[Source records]
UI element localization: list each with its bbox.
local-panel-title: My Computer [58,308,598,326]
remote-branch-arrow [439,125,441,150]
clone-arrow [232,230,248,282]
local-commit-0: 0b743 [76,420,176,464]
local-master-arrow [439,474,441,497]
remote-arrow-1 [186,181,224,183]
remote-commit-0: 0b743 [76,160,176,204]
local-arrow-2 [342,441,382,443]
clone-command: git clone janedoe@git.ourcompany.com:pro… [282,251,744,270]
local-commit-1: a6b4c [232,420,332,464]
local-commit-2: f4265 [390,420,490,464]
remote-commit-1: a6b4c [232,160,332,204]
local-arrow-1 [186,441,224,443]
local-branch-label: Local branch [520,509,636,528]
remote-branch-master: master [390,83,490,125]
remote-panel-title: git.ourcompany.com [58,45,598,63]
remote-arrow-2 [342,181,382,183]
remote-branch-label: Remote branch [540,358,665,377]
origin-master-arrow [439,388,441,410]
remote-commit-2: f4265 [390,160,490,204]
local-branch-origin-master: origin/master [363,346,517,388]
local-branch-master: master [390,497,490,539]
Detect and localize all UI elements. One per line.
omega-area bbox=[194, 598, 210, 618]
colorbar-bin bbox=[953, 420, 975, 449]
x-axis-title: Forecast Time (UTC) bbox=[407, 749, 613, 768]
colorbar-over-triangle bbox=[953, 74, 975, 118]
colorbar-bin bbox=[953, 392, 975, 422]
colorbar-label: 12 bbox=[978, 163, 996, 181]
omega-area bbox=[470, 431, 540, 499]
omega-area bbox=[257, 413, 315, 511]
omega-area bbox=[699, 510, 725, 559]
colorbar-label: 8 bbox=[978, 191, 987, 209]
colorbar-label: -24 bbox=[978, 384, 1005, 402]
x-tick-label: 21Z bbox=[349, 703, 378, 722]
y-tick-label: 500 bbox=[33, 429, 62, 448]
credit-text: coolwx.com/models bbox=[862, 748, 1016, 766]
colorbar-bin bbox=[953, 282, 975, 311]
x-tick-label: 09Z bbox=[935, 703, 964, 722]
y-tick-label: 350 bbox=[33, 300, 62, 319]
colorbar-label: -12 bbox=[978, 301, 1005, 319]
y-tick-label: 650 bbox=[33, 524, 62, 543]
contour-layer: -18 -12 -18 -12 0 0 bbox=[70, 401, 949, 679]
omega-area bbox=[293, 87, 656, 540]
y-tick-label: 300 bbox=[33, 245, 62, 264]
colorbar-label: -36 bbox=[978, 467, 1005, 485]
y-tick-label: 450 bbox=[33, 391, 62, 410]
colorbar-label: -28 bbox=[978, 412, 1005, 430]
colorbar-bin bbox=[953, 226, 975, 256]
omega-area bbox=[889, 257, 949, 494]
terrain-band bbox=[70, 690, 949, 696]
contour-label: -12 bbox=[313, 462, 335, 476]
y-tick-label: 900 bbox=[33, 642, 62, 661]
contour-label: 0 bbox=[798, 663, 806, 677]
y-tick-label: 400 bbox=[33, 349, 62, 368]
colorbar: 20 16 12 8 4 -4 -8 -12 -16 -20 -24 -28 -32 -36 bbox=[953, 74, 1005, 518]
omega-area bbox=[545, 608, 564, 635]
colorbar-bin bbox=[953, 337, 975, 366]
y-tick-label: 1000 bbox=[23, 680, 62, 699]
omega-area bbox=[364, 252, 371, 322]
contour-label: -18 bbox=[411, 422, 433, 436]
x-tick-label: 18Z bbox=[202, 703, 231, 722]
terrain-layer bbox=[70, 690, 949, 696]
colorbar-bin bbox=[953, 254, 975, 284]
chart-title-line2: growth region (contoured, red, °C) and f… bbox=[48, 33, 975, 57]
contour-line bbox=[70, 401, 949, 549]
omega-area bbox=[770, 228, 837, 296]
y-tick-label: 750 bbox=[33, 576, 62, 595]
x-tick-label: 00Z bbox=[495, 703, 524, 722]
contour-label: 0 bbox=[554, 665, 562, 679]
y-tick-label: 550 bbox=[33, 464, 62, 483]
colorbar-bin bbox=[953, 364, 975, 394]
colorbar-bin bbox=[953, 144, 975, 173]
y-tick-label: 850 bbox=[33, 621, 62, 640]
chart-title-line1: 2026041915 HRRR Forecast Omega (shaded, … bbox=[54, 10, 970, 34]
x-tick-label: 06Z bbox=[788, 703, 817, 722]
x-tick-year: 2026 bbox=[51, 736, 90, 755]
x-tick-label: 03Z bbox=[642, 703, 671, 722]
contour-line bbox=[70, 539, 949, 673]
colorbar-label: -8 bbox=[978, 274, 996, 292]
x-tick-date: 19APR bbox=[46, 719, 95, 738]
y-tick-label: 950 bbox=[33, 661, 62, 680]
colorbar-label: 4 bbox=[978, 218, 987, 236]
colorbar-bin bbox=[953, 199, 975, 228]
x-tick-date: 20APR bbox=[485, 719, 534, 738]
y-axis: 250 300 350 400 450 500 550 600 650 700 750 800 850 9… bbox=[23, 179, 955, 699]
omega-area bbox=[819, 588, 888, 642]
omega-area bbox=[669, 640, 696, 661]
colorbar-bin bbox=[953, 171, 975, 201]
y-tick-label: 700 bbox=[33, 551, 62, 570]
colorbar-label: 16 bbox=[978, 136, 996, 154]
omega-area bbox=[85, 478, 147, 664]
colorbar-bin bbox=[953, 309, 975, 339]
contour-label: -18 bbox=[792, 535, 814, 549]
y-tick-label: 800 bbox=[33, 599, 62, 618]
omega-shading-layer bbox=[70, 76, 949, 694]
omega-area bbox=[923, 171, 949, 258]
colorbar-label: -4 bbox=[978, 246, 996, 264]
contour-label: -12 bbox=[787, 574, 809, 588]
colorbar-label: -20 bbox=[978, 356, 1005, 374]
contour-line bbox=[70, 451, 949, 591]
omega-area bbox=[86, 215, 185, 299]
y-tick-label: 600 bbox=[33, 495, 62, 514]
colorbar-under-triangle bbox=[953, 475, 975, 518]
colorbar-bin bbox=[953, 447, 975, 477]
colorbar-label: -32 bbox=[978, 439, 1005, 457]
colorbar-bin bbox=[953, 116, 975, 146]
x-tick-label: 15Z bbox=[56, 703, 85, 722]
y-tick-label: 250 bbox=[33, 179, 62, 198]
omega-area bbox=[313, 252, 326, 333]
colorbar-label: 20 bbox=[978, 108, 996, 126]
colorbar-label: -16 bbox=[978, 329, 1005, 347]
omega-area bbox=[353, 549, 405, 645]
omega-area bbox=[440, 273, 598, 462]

* [To do] Rewrite the data above, renaming every "omega-area" to "omega-region" and leaving everything else unchanged.

* [Solution to this problem]
UI element localization: list each with its bbox.
local-panel-title: My Computer [58,308,598,326]
remote-branch-arrow [439,125,441,150]
clone-arrow [232,230,248,282]
local-commit-0: 0b743 [76,420,176,464]
local-master-arrow [439,474,441,497]
remote-arrow-1 [186,181,224,183]
remote-commit-0: 0b743 [76,160,176,204]
local-arrow-2 [342,441,382,443]
clone-command: git clone janedoe@git.ourcompany.com:pro… [282,251,744,270]
local-commit-1: a6b4c [232,420,332,464]
local-commit-2: f4265 [390,420,490,464]
remote-commit-1: a6b4c [232,160,332,204]
local-arrow-1 [186,441,224,443]
local-branch-label: Local branch [520,509,636,528]
remote-branch-master: master [390,83,490,125]
remote-panel-title: git.ourcompany.com [58,45,598,63]
remote-arrow-2 [342,181,382,183]
remote-branch-label: Remote branch [540,358,665,377]
origin-master-arrow [439,388,441,410]
remote-commit-2: f4265 [390,160,490,204]
local-branch-origin-master: origin/master [363,346,517,388]
local-branch-master: master [390,497,490,539]
Detect and localize all UI elements. One per line.
omega-region bbox=[194, 598, 210, 618]
colorbar-bin bbox=[953, 420, 975, 449]
x-axis-title: Forecast Time (UTC) bbox=[407, 749, 613, 768]
colorbar-over-triangle bbox=[953, 74, 975, 118]
colorbar-bin bbox=[953, 392, 975, 422]
colorbar-label: 12 bbox=[978, 163, 996, 181]
omega-region bbox=[470, 431, 540, 499]
omega-region bbox=[257, 413, 315, 511]
omega-region bbox=[699, 510, 725, 559]
colorbar-label: 8 bbox=[978, 191, 987, 209]
colorbar-label: -24 bbox=[978, 384, 1005, 402]
x-tick-label: 21Z bbox=[349, 703, 378, 722]
y-tick-label: 500 bbox=[33, 429, 62, 448]
credit-text: coolwx.com/models bbox=[862, 748, 1016, 766]
colorbar-bin bbox=[953, 282, 975, 311]
x-tick-label: 09Z bbox=[935, 703, 964, 722]
y-tick-label: 350 bbox=[33, 300, 62, 319]
colorbar-label: -12 bbox=[978, 301, 1005, 319]
y-tick-label: 650 bbox=[33, 524, 62, 543]
contour-layer: -18 -12 -18 -12 0 0 bbox=[70, 401, 949, 679]
omega-region bbox=[293, 87, 656, 540]
y-tick-label: 300 bbox=[33, 245, 62, 264]
colorbar-label: -36 bbox=[978, 467, 1005, 485]
y-tick-label: 450 bbox=[33, 391, 62, 410]
colorbar-label: -28 bbox=[978, 412, 1005, 430]
colorbar-bin bbox=[953, 226, 975, 256]
omega-region bbox=[889, 257, 949, 494]
terrain-band bbox=[70, 690, 949, 696]
contour-label: -12 bbox=[313, 462, 335, 476]
y-tick-label: 900 bbox=[33, 642, 62, 661]
contour-label: 0 bbox=[798, 663, 806, 677]
y-tick-label: 400 bbox=[33, 349, 62, 368]
colorbar: 20 16 12 8 4 -4 -8 -12 -16 -20 -24 -28 -32 -36 bbox=[953, 74, 1005, 518]
omega-region bbox=[545, 608, 564, 635]
colorbar-bin bbox=[953, 337, 975, 366]
y-tick-label: 1000 bbox=[23, 680, 62, 699]
omega-region bbox=[364, 252, 371, 322]
contour-label: -18 bbox=[411, 422, 433, 436]
x-tick-label: 18Z bbox=[202, 703, 231, 722]
terrain-layer bbox=[70, 690, 949, 696]
colorbar-bin bbox=[953, 254, 975, 284]
chart-title-line2: growth region (contoured, red, °C) and f… bbox=[48, 33, 975, 57]
contour-line bbox=[70, 401, 949, 549]
omega-region bbox=[770, 228, 837, 296]
y-tick-label: 750 bbox=[33, 576, 62, 595]
x-tick-label: 00Z bbox=[495, 703, 524, 722]
contour-label: 0 bbox=[554, 665, 562, 679]
y-tick-label: 550 bbox=[33, 464, 62, 483]
colorbar-bin bbox=[953, 364, 975, 394]
colorbar-bin bbox=[953, 144, 975, 173]
y-tick-label: 850 bbox=[33, 621, 62, 640]
chart-title-line1: 2026041915 HRRR Forecast Omega (shaded, … bbox=[54, 10, 970, 34]
x-tick-label: 06Z bbox=[788, 703, 817, 722]
x-tick-year: 2026 bbox=[51, 736, 90, 755]
x-tick-label: 03Z bbox=[642, 703, 671, 722]
contour-line bbox=[70, 539, 949, 673]
colorbar-label: -8 bbox=[978, 274, 996, 292]
x-tick-date: 19APR bbox=[46, 719, 95, 738]
y-tick-label: 950 bbox=[33, 661, 62, 680]
colorbar-label: 4 bbox=[978, 218, 987, 236]
colorbar-bin bbox=[953, 199, 975, 228]
x-tick-date: 20APR bbox=[485, 719, 534, 738]
y-axis: 250 300 350 400 450 500 550 600 650 700 750 800 850 9… bbox=[23, 179, 955, 699]
omega-region bbox=[819, 588, 888, 642]
omega-region bbox=[669, 640, 696, 661]
colorbar-bin bbox=[953, 171, 975, 201]
y-tick-label: 700 bbox=[33, 551, 62, 570]
colorbar-label: 16 bbox=[978, 136, 996, 154]
omega-region bbox=[85, 478, 147, 664]
colorbar-bin bbox=[953, 309, 975, 339]
contour-label: -18 bbox=[792, 535, 814, 549]
y-tick-label: 800 bbox=[33, 599, 62, 618]
omega-shading-layer bbox=[70, 76, 949, 694]
omega-region bbox=[923, 171, 949, 258]
colorbar-label: -4 bbox=[978, 246, 996, 264]
contour-label: -12 bbox=[787, 574, 809, 588]
colorbar-label: -20 bbox=[978, 356, 1005, 374]
contour-line bbox=[70, 451, 949, 591]
omega-region bbox=[86, 215, 185, 299]
y-tick-label: 600 bbox=[33, 495, 62, 514]
colorbar-under-triangle bbox=[953, 475, 975, 518]
colorbar-bin bbox=[953, 447, 975, 477]
colorbar-label: -32 bbox=[978, 439, 1005, 457]
colorbar-bin bbox=[953, 116, 975, 146]
x-tick-label: 15Z bbox=[56, 703, 85, 722]
y-tick-label: 250 bbox=[33, 179, 62, 198]
omega-region bbox=[313, 252, 326, 333]
colorbar-label: 20 bbox=[978, 108, 996, 126]
colorbar-label: -16 bbox=[978, 329, 1005, 347]
omega-region bbox=[353, 549, 405, 645]
omega-region bbox=[440, 273, 598, 462]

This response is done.